--- START OF Dataset ---
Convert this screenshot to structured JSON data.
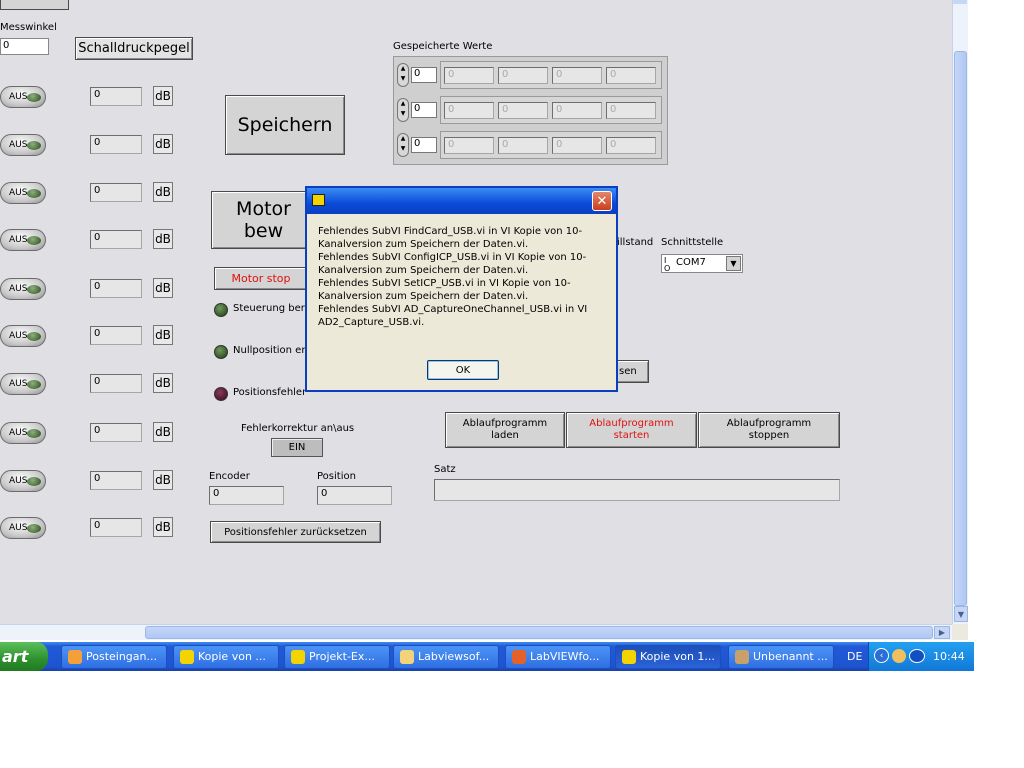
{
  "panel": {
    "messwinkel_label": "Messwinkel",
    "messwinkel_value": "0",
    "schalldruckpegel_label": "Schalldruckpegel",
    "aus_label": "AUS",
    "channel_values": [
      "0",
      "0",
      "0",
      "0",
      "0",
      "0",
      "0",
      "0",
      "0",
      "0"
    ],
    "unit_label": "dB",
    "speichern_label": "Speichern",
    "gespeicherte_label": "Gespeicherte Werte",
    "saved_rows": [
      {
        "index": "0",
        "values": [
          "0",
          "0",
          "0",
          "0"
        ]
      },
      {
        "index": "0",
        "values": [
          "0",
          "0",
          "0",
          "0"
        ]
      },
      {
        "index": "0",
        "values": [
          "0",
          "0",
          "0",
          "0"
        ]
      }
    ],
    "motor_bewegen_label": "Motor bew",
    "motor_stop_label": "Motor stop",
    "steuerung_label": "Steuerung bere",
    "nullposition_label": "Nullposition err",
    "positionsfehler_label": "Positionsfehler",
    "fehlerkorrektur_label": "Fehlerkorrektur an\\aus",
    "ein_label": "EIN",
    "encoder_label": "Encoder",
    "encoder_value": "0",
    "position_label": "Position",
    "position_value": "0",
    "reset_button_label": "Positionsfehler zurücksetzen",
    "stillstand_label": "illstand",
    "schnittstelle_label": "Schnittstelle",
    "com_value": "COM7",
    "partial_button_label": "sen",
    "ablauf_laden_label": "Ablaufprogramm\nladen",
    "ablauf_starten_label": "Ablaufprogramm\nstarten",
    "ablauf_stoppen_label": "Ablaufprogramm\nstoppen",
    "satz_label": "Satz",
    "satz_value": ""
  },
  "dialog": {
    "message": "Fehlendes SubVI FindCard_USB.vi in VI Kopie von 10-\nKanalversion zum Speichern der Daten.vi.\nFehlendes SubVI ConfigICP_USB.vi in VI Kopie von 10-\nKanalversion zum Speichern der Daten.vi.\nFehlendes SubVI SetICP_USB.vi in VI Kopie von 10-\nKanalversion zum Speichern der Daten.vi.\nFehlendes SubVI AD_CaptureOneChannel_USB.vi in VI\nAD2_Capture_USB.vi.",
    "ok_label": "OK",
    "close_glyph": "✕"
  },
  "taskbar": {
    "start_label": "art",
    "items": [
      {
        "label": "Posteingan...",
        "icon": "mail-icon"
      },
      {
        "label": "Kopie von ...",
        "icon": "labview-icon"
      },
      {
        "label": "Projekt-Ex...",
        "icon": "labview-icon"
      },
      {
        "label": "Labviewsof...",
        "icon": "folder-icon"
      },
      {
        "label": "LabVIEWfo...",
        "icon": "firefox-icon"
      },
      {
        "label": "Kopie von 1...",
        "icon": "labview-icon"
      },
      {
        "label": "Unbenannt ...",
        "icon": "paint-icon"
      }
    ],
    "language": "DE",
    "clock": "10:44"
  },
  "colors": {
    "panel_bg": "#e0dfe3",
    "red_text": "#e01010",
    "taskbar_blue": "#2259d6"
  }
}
--- END OF Dataset ---
--- START OF Dataset ---
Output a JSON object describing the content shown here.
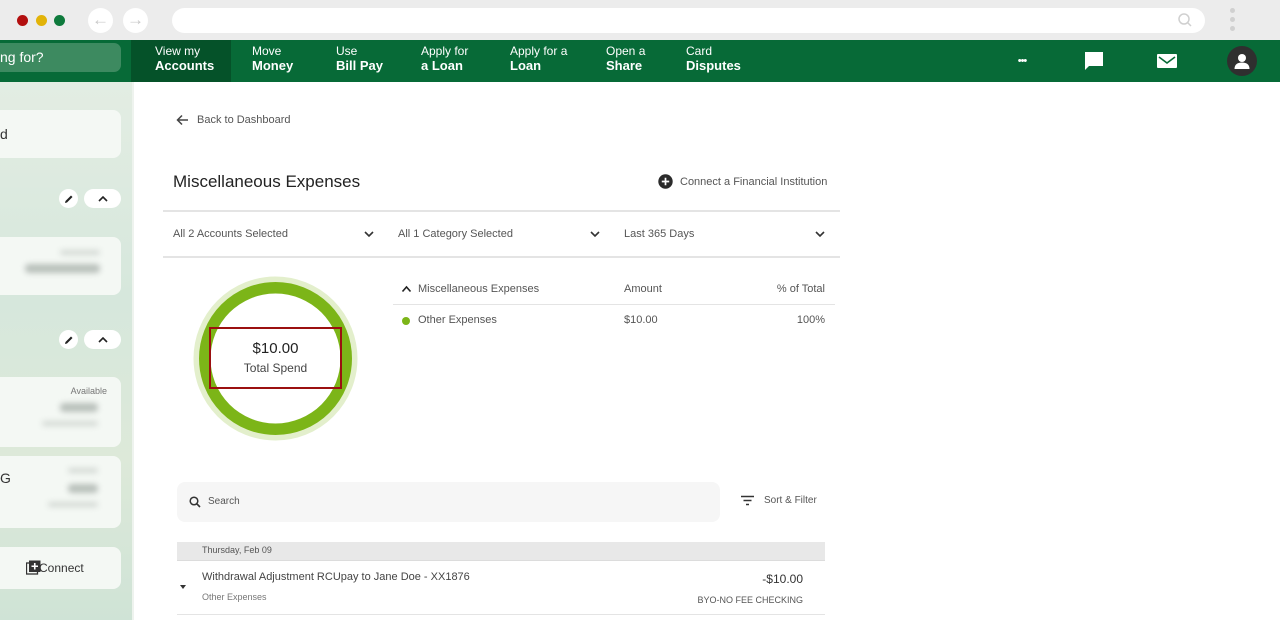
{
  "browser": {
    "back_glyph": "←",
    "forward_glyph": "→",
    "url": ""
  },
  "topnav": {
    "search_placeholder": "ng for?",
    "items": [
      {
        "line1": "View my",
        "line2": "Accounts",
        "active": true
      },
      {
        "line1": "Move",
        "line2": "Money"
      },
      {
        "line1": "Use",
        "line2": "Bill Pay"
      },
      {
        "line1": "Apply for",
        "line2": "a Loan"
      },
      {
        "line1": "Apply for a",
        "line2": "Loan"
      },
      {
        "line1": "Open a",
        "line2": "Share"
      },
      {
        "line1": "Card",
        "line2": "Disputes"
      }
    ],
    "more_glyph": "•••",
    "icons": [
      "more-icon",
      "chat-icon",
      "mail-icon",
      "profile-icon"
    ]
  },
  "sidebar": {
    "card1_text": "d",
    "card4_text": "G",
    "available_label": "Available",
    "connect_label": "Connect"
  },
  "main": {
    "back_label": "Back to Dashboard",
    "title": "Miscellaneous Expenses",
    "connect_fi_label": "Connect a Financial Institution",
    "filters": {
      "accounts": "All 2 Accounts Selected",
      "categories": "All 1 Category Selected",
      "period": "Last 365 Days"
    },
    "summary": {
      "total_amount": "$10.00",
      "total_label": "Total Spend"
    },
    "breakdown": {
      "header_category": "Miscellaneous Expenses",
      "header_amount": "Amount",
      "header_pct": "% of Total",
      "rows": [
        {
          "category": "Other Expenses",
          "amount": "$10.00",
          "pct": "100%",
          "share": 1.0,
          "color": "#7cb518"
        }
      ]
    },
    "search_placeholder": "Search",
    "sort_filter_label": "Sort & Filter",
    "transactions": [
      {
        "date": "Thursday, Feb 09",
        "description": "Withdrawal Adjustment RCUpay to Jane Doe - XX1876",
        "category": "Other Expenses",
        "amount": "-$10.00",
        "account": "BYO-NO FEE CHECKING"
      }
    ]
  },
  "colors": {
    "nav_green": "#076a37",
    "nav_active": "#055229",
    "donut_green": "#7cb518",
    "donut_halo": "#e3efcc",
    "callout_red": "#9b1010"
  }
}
--- END OF Dataset ---
--- START OF Dataset ---
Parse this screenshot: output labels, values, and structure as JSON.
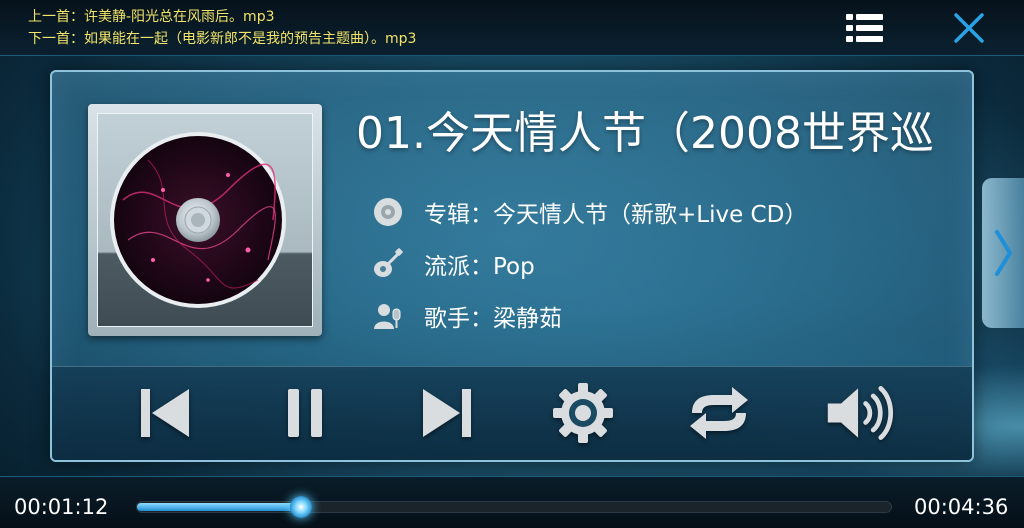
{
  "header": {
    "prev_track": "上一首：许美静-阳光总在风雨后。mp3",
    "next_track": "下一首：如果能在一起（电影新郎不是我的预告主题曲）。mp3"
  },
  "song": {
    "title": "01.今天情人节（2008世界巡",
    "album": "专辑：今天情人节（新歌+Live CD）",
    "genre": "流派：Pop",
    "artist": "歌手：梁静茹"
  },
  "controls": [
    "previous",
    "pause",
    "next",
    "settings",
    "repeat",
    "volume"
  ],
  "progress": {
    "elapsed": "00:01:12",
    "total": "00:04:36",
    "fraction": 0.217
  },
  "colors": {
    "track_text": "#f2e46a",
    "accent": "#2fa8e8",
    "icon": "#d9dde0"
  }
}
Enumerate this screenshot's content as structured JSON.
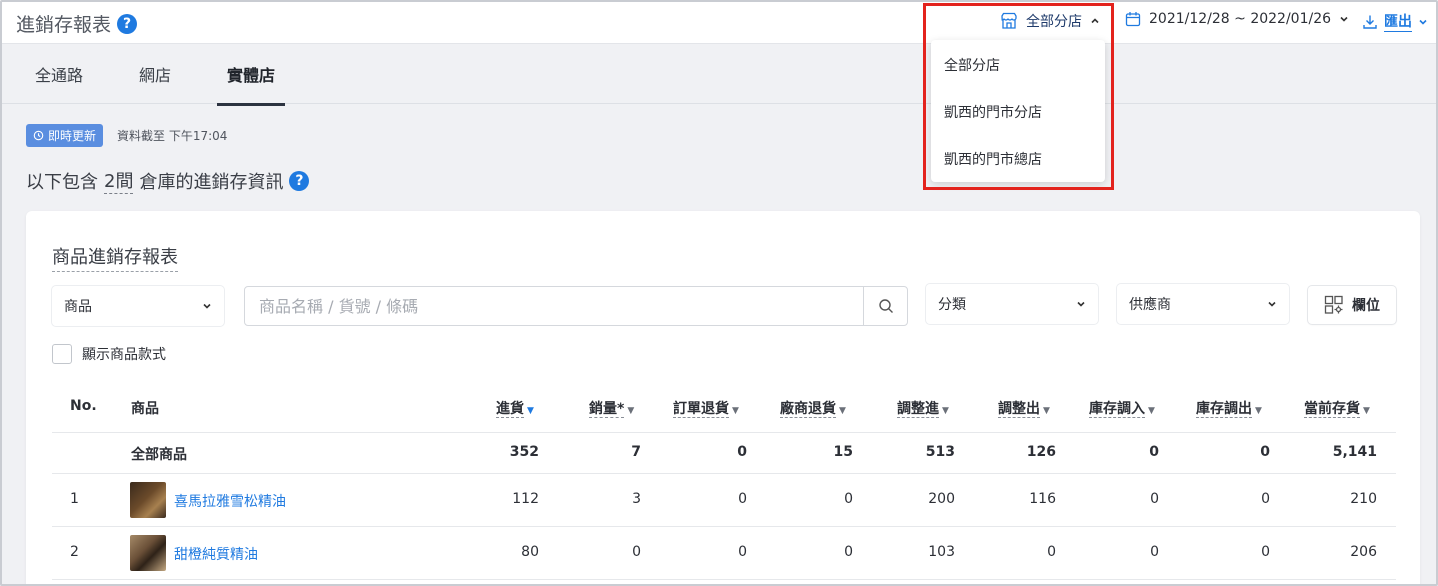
--- END OF Dataset ---
• **Your objective**: Among the entries above, locate the line with "Parse this screenshot: output" and the line with "Enumerate this screenshot's". Give those two lines and all lines between them again, exactly, leaving out the pictures.

• **Answer to this problem**:
Parse this screenshot: output labels, values, and structure as JSON.
{
  "header": {
    "prev_track": "上一首：许美静-阳光总在风雨后。mp3",
    "next_track": "下一首：如果能在一起（电影新郎不是我的预告主题曲）。mp3"
  },
  "song": {
    "title": "01.今天情人节（2008世界巡",
    "album": "专辑：今天情人节（新歌+Live CD）",
    "genre": "流派：Pop",
    "artist": "歌手：梁静茹"
  },
  "controls": [
    "previous",
    "pause",
    "next",
    "settings",
    "repeat",
    "volume"
  ],
  "progress": {
    "elapsed": "00:01:12",
    "total": "00:04:36",
    "fraction": 0.217
  },
  "colors": {
    "track_text": "#f2e46a",
    "accent": "#2fa8e8",
    "icon": "#d9dde0"
  }
}
Enumerate this screenshot's content as structured JSON.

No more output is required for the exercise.